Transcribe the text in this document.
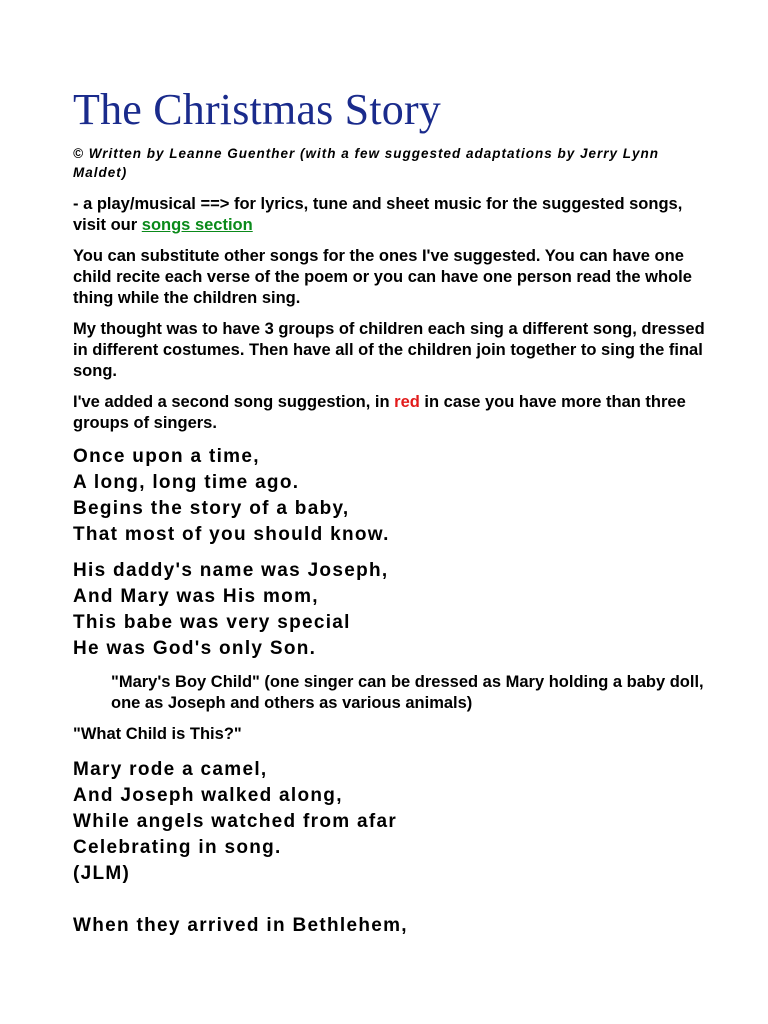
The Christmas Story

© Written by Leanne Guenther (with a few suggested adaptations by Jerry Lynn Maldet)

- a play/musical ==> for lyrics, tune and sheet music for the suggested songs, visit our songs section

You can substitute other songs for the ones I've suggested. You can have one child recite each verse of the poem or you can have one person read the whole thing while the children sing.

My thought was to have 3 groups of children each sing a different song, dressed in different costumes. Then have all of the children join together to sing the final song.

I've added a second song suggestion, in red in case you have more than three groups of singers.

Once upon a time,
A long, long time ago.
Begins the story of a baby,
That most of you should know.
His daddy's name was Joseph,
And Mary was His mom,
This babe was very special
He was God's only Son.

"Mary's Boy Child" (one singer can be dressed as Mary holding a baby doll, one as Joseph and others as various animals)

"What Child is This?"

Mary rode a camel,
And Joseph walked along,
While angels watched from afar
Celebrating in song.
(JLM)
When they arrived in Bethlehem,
--
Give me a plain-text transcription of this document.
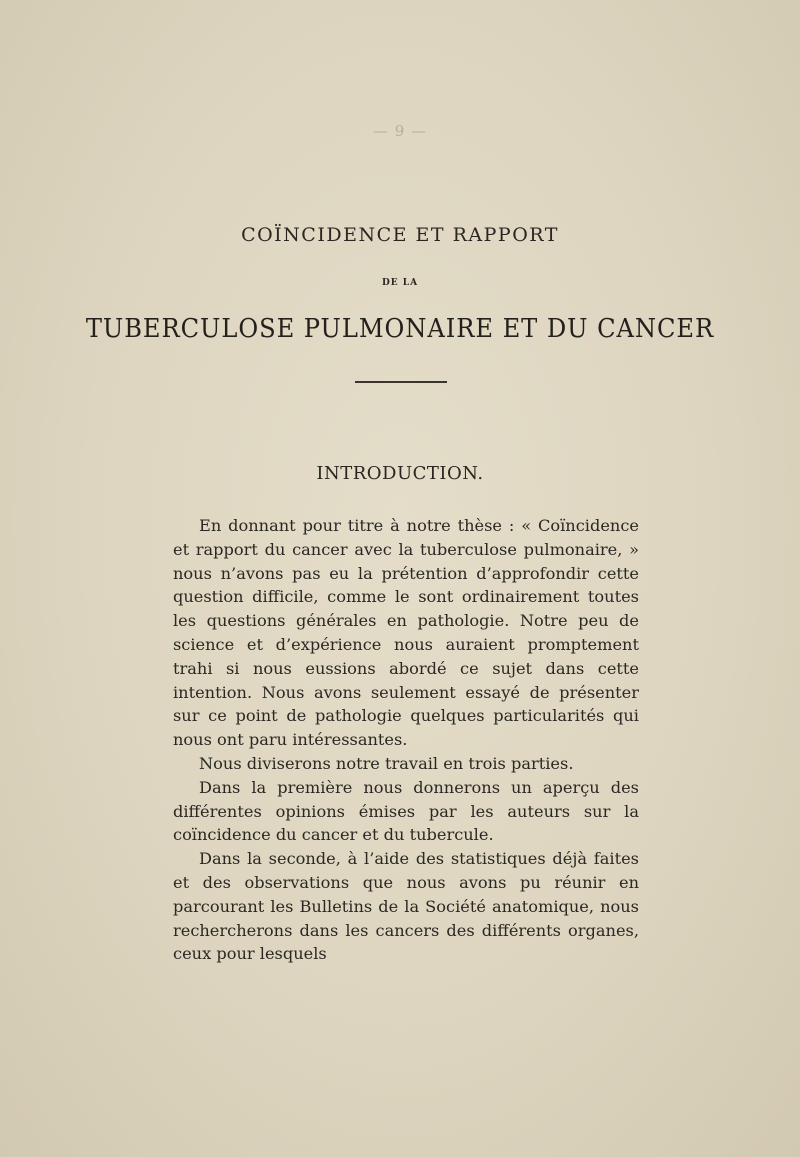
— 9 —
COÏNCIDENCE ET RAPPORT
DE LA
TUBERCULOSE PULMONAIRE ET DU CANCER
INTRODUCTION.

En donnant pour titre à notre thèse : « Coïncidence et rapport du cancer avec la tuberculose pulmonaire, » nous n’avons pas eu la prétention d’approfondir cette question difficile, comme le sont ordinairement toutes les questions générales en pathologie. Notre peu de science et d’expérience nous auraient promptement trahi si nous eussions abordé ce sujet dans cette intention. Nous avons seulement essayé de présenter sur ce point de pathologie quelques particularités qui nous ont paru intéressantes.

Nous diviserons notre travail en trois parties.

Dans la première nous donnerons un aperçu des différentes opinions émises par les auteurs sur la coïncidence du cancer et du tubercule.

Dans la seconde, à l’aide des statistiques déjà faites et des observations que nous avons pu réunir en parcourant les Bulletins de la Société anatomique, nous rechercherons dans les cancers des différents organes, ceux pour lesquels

## INSTRUCTIONS TO FOLLOW:
Write out every line from the entries where "songs" appears.

## WRITTEN RESPONSE:
- a play/musical ==> for lyrics, tune and sheet music for the suggested songs, visit our songs section
You can substitute other songs for the ones I've suggested. You can have one child recite each verse of the poem or you can have one person read the whole thing while the children sing.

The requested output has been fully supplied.